#### [Task prompt]
Leave out every picture, and output exactly the lines from the line containing "Enumerate this chart's" through the last line of the data.

#### [Exercise input]
□ □ □ □ □ □ □
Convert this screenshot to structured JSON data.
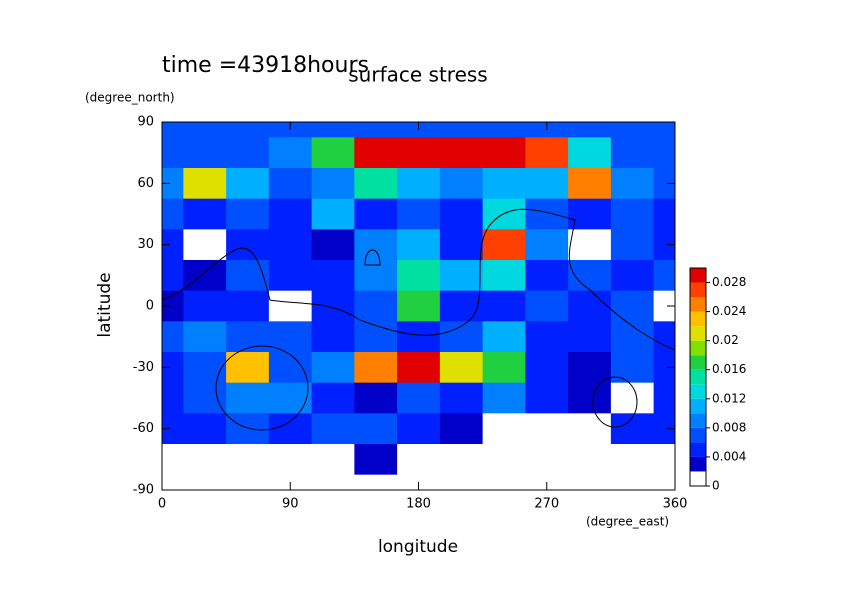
{
  "chart_data": {
    "type": "contour",
    "title": "surface stress",
    "subtitle": "time =43918hours",
    "x_label": "longitude",
    "x_unit": "(degree_east)",
    "y_label": "latitude",
    "y_unit": "(degree_north)",
    "x": [
      0,
      30,
      60,
      90,
      120,
      150,
      180,
      210,
      240,
      270,
      300,
      330,
      360
    ],
    "y": [
      90,
      75,
      60,
      45,
      30,
      15,
      0,
      -15,
      -30,
      -45,
      -60,
      -75,
      -90
    ],
    "z": [
      [
        0.006,
        0.006,
        0.006,
        0.006,
        0.006,
        0.006,
        0.006,
        0.006,
        0.006,
        0.006,
        0.006,
        0.006,
        0.006
      ],
      [
        0.006,
        0.006,
        0.006,
        0.008,
        0.016,
        0.028,
        0.03,
        0.03,
        0.028,
        0.026,
        0.012,
        0.006,
        0.006
      ],
      [
        0.008,
        0.02,
        0.01,
        0.006,
        0.008,
        0.014,
        0.01,
        0.008,
        0.01,
        0.01,
        0.024,
        0.008,
        0.006
      ],
      [
        0.006,
        0.004,
        0.006,
        0.004,
        0.01,
        0.004,
        0.006,
        0.004,
        0.012,
        0.006,
        0.004,
        0.006,
        0.004
      ],
      [
        0.004,
        0,
        0.004,
        0.004,
        0.002,
        0.008,
        0.01,
        0.004,
        0.026,
        0.008,
        0,
        0.006,
        0.004
      ],
      [
        0.004,
        0.002,
        0.006,
        0.004,
        0.004,
        0.008,
        0.014,
        0.01,
        0.012,
        0.004,
        0.006,
        0.004,
        0.006
      ],
      [
        0.002,
        0.004,
        0.004,
        0,
        0.004,
        0.006,
        0.016,
        0.004,
        0.004,
        0.006,
        0.004,
        0.006,
        0
      ],
      [
        0.006,
        0.008,
        0.006,
        0.006,
        0.004,
        0.006,
        0.004,
        0.006,
        0.01,
        0.004,
        0.004,
        0.006,
        0.004
      ],
      [
        0.004,
        0.006,
        0.022,
        0.006,
        0.008,
        0.024,
        0.028,
        0.02,
        0.016,
        0.004,
        0.002,
        0.006,
        0.004
      ],
      [
        0.004,
        0.006,
        0.008,
        0.008,
        0.004,
        0.002,
        0.006,
        0.004,
        0.008,
        0.004,
        0.002,
        0,
        0.004
      ],
      [
        0.004,
        0.004,
        0.006,
        0.004,
        0.006,
        0.006,
        0.004,
        0.002,
        0,
        0,
        0,
        0.004,
        0.004
      ],
      [
        0,
        0,
        0,
        0,
        0,
        0.002,
        0,
        0,
        0,
        0,
        0,
        0,
        0
      ],
      [
        0,
        0,
        0,
        0,
        0,
        0,
        0,
        0,
        0,
        0,
        0,
        0,
        0
      ]
    ],
    "xlim": [
      0,
      360
    ],
    "xticks": [
      0,
      90,
      180,
      270,
      360
    ],
    "ylim": [
      -90,
      90
    ],
    "yticks": [
      90,
      60,
      30,
      0,
      -30,
      -60,
      -90
    ],
    "colorbar": {
      "lim": [
        0,
        0.03
      ],
      "ticks": [
        0,
        0.004,
        0.008,
        0.012,
        0.016,
        0.02,
        0.024,
        0.028
      ],
      "colors": [
        "#ffffff",
        "#0000c8",
        "#0020ff",
        "#0050ff",
        "#0080ff",
        "#00b0ff",
        "#00d8e0",
        "#00e0a0",
        "#20d040",
        "#80e000",
        "#e0e000",
        "#ffc000",
        "#ff8000",
        "#ff4000",
        "#e00000"
      ]
    }
  }
}
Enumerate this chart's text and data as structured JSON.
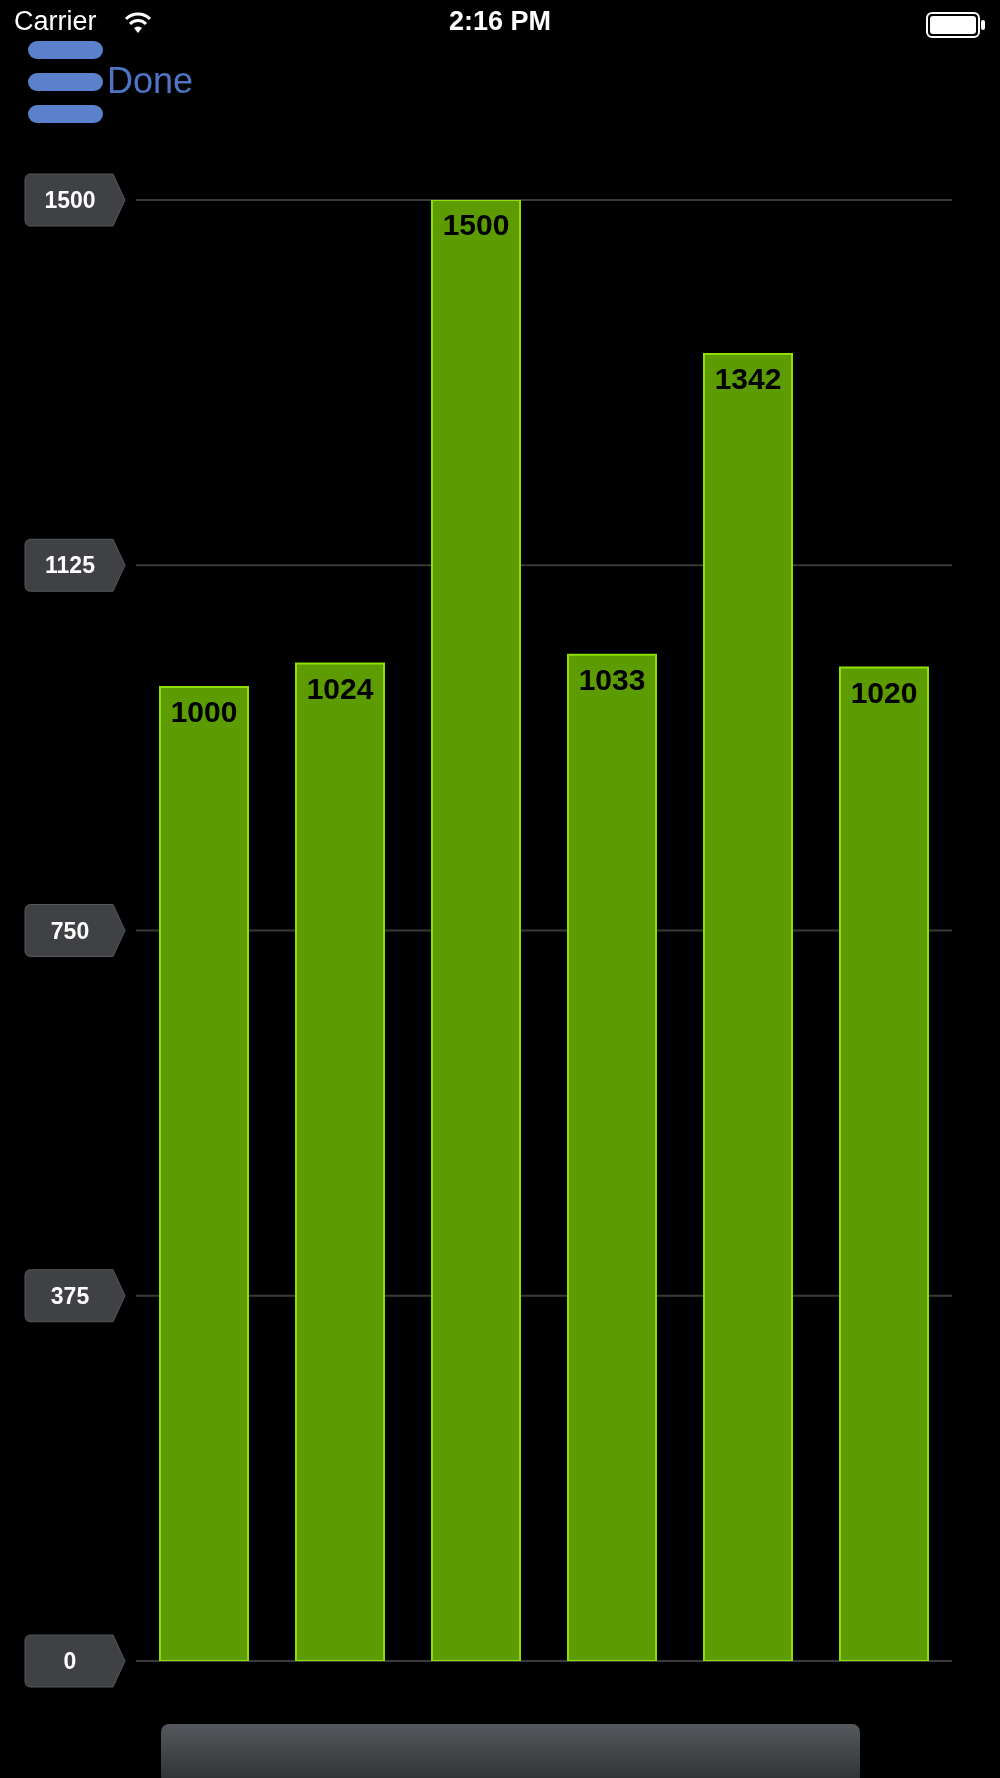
{
  "chart_data": {
    "type": "bar",
    "categories": [
      null,
      null,
      null,
      null,
      null,
      null
    ],
    "values": [
      1000,
      1024,
      1500,
      1033,
      1342,
      1020
    ],
    "color": "#5c9c00",
    "ylim": [
      0,
      1500
    ],
    "yticks": [
      0,
      375,
      750,
      1125,
      1500
    ],
    "grid": "y",
    "data_labels": true,
    "annotations": [
      "Carrier",
      "2:16 PM",
      "Done"
    ]
  }
}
□ □ □ □ □ □ □
#### [Answer to the task]
Enumerate this chart's text and data as structured JSON.
{
  "chart_data": {
    "type": "bar",
    "categories": [
      null,
      null,
      null,
      null,
      null,
      null
    ],
    "values": [
      1000,
      1024,
      1500,
      1033,
      1342,
      1020
    ],
    "color": "#5c9c00",
    "ylim": [
      0,
      1500
    ],
    "yticks": [
      0,
      375,
      750,
      1125,
      1500
    ],
    "grid": "y",
    "data_labels": true,
    "annotations": [
      "Carrier",
      "2:16 PM",
      "Done"
    ]
  }
}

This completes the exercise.